Lines from the one containing "Give me a plain-text" through the last line of the data are to be repeated word for word, both ends included.

▼

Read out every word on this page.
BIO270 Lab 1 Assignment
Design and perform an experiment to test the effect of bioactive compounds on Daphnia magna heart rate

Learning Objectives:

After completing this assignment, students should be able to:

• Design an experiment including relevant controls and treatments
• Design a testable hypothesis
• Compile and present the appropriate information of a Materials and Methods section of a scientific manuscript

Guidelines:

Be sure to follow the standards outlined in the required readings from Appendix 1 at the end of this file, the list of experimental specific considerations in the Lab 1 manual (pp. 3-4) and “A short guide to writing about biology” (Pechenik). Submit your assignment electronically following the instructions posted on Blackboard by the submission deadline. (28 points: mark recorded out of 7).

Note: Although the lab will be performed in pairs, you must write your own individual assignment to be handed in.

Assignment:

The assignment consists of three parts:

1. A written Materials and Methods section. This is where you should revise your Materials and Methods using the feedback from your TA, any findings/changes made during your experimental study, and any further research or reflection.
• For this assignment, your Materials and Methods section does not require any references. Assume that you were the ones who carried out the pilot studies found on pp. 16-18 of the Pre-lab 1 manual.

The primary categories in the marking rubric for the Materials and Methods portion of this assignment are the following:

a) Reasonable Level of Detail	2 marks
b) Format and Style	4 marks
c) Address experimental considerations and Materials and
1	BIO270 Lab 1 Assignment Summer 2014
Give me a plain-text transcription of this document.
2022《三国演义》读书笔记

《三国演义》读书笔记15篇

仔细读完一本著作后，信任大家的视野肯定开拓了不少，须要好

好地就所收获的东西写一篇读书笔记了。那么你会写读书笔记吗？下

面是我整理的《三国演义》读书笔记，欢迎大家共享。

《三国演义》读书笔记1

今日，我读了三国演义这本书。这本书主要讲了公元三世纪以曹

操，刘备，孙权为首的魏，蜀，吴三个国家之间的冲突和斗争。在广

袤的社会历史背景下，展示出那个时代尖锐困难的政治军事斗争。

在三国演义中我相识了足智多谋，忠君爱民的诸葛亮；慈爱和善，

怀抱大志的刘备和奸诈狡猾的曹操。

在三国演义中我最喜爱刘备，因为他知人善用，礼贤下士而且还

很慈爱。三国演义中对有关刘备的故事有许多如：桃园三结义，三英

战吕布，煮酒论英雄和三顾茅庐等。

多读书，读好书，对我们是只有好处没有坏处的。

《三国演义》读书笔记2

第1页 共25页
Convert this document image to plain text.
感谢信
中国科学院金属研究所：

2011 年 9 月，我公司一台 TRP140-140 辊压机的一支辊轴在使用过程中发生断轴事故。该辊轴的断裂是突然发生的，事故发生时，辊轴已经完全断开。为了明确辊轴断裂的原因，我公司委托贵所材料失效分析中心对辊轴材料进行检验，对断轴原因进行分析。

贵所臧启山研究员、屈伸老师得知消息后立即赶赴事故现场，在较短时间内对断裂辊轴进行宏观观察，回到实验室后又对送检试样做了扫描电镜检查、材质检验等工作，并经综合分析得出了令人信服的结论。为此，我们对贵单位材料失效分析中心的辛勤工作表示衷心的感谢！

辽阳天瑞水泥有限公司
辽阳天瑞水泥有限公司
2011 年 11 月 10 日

▲

THE COMPLETED TASK:
Give me a plain-text transcription of this document.
2022《三国演义》读书笔记

《三国演义》读书笔记15篇

仔细读完一本著作后，信任大家的视野肯定开拓了不少，须要好

好地就所收获的东西写一篇读书笔记了。那么你会写读书笔记吗？下

面是我整理的《三国演义》读书笔记，欢迎大家共享。

《三国演义》读书笔记1

今日，我读了三国演义这本书。这本书主要讲了公元三世纪以曹

操，刘备，孙权为首的魏，蜀，吴三个国家之间的冲突和斗争。在广

袤的社会历史背景下，展示出那个时代尖锐困难的政治军事斗争。

在三国演义中我相识了足智多谋，忠君爱民的诸葛亮；慈爱和善，

怀抱大志的刘备和奸诈狡猾的曹操。

在三国演义中我最喜爱刘备，因为他知人善用，礼贤下士而且还

很慈爱。三国演义中对有关刘备的故事有许多如：桃园三结义，三英

战吕布，煮酒论英雄和三顾茅庐等。

多读书，读好书，对我们是只有好处没有坏处的。

《三国演义》读书笔记2

第1页 共25页
Convert this document image to plain text.
感谢信
中国科学院金属研究所：

2011 年 9 月，我公司一台 TRP140-140 辊压机的一支辊轴在使用过程中发生断轴事故。该辊轴的断裂是突然发生的，事故发生时，辊轴已经完全断开。为了明确辊轴断裂的原因，我公司委托贵所材料失效分析中心对辊轴材料进行检验，对断轴原因进行分析。

贵所臧启山研究员、屈伸老师得知消息后立即赶赴事故现场，在较短时间内对断裂辊轴进行宏观观察，回到实验室后又对送检试样做了扫描电镜检查、材质检验等工作，并经综合分析得出了令人信服的结论。为此，我们对贵单位材料失效分析中心的辛勤工作表示衷心的感谢！

辽阳天瑞水泥有限公司
辽阳天瑞水泥有限公司
2011 年 11 月 10 日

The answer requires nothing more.